### Extracted records
........

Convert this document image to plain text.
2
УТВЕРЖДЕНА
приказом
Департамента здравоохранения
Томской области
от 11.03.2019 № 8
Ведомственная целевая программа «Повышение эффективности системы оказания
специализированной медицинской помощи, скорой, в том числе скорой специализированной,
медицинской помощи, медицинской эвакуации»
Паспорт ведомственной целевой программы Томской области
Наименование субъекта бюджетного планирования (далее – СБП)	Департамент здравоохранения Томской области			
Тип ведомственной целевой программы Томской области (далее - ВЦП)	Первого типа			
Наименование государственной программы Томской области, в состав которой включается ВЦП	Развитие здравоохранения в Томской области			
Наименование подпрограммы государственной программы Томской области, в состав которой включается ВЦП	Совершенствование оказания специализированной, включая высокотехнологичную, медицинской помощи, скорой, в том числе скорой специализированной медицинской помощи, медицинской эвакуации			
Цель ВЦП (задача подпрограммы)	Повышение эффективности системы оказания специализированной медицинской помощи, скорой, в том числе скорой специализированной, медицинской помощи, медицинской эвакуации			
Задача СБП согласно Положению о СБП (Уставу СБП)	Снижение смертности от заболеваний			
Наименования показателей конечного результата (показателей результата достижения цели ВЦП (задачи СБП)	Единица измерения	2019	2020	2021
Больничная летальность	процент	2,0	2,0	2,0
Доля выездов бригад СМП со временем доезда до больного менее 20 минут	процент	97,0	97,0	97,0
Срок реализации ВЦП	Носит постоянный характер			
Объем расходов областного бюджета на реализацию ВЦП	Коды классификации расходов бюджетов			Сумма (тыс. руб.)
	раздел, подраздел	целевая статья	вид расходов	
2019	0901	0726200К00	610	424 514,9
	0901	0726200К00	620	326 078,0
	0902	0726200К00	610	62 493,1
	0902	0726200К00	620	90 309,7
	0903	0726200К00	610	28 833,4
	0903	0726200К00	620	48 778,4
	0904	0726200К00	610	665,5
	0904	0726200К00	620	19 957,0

........

### Your task
Type out all of the material again, word for word.

### Completed task
Convert this document image to plain text.
2
УТВЕРЖДЕНА
приказом
Департамента здравоохранения
Томской области
от 11.03.2019 № 8
Ведомственная целевая программа «Повышение эффективности системы оказания
специализированной медицинской помощи, скорой, в том числе скорой специализированной,
медицинской помощи, медицинской эвакуации»
Паспорт ведомственной целевой программы Томской области
Наименование субъекта бюджетного планирования (далее – СБП)	Департамент здравоохранения Томской области			
Тип ведомственной целевой программы Томской области (далее - ВЦП)	Первого типа			
Наименование государственной программы Томской области, в состав которой включается ВЦП	Развитие здравоохранения в Томской области			
Наименование подпрограммы государственной программы Томской области, в состав которой включается ВЦП	Совершенствование оказания специализированной, включая высокотехнологичную, медицинской помощи, скорой, в том числе скорой специализированной медицинской помощи, медицинской эвакуации			
Цель ВЦП (задача подпрограммы)	Повышение эффективности системы оказания специализированной медицинской помощи, скорой, в том числе скорой специализированной, медицинской помощи, медицинской эвакуации			
Задача СБП согласно Положению о СБП (Уставу СБП)	Снижение смертности от заболеваний			
Наименования показателей конечного результата (показателей результата достижения цели ВЦП (задачи СБП)	Единица измерения	2019	2020	2021
Больничная летальность	процент	2,0	2,0	2,0
Доля выездов бригад СМП со временем доезда до больного менее 20 минут	процент	97,0	97,0	97,0
Срок реализации ВЦП	Носит постоянный характер			
Объем расходов областного бюджета на реализацию ВЦП	Коды классификации расходов бюджетов			Сумма (тыс. руб.)
	раздел, подраздел	целевая статья	вид расходов	
2019	0901	0726200К00	610	424 514,9
	0901	0726200К00	620	326 078,0
	0902	0726200К00	610	62 493,1
	0902	0726200К00	620	90 309,7
	0903	0726200К00	610	28 833,4
	0903	0726200К00	620	48 778,4
	0904	0726200К00	610	665,5
	0904	0726200К00	620	19 957,0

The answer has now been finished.